→ **Exercise task**
Say how many lines of the material below contain the word "again", with no other words.

[Items from a dataset]
★ ★ ★

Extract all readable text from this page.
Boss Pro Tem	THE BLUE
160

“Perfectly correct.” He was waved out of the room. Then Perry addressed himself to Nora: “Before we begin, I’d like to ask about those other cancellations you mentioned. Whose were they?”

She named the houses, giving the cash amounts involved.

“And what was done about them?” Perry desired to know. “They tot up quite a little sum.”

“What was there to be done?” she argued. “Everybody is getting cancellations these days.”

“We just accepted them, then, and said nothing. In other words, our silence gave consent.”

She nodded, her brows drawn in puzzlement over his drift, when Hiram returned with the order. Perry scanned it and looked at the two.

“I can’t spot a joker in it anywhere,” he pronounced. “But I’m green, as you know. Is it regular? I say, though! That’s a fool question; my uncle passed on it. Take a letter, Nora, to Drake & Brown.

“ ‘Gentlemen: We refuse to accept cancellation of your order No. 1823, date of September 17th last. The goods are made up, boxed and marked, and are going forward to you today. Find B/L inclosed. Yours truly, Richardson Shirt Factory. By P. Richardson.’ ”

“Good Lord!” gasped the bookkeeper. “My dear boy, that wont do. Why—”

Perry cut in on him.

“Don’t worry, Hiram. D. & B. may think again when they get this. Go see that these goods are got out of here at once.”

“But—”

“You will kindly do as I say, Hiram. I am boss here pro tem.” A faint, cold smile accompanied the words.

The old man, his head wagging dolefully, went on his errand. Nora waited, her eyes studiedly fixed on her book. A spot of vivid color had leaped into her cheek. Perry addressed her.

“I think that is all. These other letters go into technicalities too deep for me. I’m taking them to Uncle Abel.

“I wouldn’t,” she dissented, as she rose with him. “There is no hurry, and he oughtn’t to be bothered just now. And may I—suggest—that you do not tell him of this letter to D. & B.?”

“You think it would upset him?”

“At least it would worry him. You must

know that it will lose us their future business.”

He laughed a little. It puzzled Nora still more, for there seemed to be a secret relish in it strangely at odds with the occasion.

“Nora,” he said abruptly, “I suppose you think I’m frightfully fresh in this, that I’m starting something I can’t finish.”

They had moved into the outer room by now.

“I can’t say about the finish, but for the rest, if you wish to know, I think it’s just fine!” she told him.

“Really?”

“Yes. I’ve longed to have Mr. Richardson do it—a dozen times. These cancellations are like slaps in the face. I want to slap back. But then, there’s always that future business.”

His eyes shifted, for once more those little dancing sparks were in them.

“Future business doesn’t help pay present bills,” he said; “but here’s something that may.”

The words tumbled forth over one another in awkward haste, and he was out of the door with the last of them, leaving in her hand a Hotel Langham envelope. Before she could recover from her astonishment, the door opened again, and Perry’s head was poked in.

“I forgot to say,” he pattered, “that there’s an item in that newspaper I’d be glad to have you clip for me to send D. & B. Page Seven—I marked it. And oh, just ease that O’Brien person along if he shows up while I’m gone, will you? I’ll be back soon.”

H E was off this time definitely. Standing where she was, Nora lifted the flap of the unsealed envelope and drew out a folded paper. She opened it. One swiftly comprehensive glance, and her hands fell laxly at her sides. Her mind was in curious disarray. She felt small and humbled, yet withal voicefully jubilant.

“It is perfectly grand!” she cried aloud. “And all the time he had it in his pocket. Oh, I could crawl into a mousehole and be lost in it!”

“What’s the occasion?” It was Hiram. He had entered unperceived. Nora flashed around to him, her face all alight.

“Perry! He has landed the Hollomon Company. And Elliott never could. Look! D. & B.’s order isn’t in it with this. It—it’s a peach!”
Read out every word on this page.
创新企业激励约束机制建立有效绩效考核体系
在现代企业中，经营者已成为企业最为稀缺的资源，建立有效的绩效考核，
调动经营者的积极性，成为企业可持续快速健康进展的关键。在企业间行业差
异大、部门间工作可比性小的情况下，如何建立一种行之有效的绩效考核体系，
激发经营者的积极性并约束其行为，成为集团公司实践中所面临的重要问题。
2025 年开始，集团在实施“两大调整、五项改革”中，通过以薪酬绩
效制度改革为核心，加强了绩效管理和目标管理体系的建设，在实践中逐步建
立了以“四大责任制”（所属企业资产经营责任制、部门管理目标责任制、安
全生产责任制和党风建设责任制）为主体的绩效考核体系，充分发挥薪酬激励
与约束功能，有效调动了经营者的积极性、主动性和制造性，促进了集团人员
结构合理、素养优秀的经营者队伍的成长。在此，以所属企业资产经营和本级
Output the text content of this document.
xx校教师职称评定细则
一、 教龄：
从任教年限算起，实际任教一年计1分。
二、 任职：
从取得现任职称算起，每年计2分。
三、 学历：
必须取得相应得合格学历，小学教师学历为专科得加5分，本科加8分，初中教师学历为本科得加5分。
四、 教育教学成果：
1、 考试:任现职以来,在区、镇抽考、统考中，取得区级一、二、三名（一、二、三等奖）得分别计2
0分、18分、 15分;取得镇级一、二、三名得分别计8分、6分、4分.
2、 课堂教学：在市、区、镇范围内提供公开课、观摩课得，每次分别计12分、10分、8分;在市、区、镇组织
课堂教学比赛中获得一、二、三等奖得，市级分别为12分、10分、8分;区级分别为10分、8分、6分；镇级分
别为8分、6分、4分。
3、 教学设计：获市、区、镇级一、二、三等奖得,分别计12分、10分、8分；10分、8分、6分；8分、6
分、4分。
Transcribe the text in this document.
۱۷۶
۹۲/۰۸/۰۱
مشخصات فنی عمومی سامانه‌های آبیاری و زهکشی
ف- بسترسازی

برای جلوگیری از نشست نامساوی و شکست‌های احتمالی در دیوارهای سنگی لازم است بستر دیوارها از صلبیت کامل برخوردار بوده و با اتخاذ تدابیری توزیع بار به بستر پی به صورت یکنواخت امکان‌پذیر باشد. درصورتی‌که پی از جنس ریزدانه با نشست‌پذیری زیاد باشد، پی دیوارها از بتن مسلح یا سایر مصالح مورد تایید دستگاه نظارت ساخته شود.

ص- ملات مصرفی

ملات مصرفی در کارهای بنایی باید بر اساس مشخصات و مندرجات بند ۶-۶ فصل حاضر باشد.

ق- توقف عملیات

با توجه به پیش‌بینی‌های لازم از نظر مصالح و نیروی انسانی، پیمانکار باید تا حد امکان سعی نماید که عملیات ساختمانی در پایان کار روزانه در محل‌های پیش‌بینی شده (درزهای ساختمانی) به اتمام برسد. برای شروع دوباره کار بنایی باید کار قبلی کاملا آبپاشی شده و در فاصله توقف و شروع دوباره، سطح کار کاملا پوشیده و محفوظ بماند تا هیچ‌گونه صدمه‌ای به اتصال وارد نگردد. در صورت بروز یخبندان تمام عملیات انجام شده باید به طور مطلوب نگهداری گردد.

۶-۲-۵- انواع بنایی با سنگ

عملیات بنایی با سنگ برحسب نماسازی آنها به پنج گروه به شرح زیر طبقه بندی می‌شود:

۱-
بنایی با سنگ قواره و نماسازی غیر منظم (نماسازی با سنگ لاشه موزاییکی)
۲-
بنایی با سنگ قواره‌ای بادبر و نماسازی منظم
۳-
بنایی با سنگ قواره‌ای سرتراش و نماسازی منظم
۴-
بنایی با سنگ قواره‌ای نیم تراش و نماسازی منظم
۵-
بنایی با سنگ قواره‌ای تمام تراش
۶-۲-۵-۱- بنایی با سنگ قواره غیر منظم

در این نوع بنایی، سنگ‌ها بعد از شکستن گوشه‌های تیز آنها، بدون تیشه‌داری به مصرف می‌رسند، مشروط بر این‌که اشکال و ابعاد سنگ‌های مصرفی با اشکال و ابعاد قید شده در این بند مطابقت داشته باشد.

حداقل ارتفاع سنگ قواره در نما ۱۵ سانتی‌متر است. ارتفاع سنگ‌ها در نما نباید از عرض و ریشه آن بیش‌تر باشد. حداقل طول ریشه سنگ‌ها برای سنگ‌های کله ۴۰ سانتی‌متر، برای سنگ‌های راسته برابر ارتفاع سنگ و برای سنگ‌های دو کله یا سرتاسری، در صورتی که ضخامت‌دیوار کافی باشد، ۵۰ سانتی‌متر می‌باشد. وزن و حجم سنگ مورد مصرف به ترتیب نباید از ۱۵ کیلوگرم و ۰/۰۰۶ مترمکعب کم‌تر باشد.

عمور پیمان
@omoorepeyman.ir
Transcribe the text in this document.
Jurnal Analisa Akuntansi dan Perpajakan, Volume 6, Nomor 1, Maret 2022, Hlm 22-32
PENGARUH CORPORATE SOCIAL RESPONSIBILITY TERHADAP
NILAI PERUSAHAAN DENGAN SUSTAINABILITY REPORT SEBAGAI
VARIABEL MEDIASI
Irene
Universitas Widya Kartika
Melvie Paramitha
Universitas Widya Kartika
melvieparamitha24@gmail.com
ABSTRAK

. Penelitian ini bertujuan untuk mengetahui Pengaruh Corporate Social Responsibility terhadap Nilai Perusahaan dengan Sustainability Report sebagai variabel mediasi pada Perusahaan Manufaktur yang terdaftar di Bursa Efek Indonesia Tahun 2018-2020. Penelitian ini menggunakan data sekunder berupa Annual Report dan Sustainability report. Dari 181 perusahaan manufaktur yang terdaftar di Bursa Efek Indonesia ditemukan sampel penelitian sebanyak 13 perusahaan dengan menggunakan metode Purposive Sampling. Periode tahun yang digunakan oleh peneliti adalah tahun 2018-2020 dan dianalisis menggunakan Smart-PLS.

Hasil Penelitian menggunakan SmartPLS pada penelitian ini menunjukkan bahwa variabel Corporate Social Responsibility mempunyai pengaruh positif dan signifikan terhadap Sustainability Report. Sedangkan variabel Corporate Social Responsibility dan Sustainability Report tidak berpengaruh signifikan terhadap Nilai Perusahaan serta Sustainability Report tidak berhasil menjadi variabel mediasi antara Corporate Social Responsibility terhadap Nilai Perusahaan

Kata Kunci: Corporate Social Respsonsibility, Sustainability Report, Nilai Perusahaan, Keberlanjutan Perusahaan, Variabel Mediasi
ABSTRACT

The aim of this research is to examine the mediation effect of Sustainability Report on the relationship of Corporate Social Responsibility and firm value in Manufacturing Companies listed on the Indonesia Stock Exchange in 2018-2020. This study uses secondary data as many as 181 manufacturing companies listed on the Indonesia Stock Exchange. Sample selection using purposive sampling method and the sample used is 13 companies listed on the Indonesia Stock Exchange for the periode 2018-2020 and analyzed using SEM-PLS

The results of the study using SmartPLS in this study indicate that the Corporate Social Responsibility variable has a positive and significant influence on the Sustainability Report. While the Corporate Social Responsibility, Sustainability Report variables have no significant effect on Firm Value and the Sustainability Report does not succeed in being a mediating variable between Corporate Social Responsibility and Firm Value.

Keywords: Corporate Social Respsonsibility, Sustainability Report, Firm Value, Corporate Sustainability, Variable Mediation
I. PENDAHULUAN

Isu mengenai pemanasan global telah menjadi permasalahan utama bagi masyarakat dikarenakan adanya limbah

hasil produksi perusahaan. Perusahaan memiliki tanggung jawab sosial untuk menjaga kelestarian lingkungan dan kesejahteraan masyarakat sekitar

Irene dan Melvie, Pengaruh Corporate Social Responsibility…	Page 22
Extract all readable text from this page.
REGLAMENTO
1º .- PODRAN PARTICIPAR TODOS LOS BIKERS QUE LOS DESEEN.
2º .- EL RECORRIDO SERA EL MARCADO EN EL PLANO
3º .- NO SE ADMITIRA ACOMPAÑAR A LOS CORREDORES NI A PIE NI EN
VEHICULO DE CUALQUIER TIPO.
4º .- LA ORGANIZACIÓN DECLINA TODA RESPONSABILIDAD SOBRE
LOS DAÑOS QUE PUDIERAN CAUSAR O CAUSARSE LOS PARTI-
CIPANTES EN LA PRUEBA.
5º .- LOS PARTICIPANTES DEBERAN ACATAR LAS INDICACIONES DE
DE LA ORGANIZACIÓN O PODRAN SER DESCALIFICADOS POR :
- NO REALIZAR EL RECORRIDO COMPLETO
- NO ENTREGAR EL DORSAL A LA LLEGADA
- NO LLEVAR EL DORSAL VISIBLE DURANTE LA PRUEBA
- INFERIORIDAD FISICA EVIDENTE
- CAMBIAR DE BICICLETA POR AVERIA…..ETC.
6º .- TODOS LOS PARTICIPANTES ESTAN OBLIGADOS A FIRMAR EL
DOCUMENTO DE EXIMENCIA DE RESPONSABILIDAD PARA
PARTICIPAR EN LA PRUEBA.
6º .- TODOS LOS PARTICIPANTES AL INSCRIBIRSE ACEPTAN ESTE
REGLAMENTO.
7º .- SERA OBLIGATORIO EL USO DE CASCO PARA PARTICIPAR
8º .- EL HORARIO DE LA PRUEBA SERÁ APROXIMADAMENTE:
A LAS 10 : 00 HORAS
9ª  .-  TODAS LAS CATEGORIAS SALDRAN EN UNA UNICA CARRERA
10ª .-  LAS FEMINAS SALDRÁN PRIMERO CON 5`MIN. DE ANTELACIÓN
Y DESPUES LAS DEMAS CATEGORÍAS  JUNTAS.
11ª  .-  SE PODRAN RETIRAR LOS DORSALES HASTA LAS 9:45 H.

★ ★ ★

→ **Output of the exercise**
2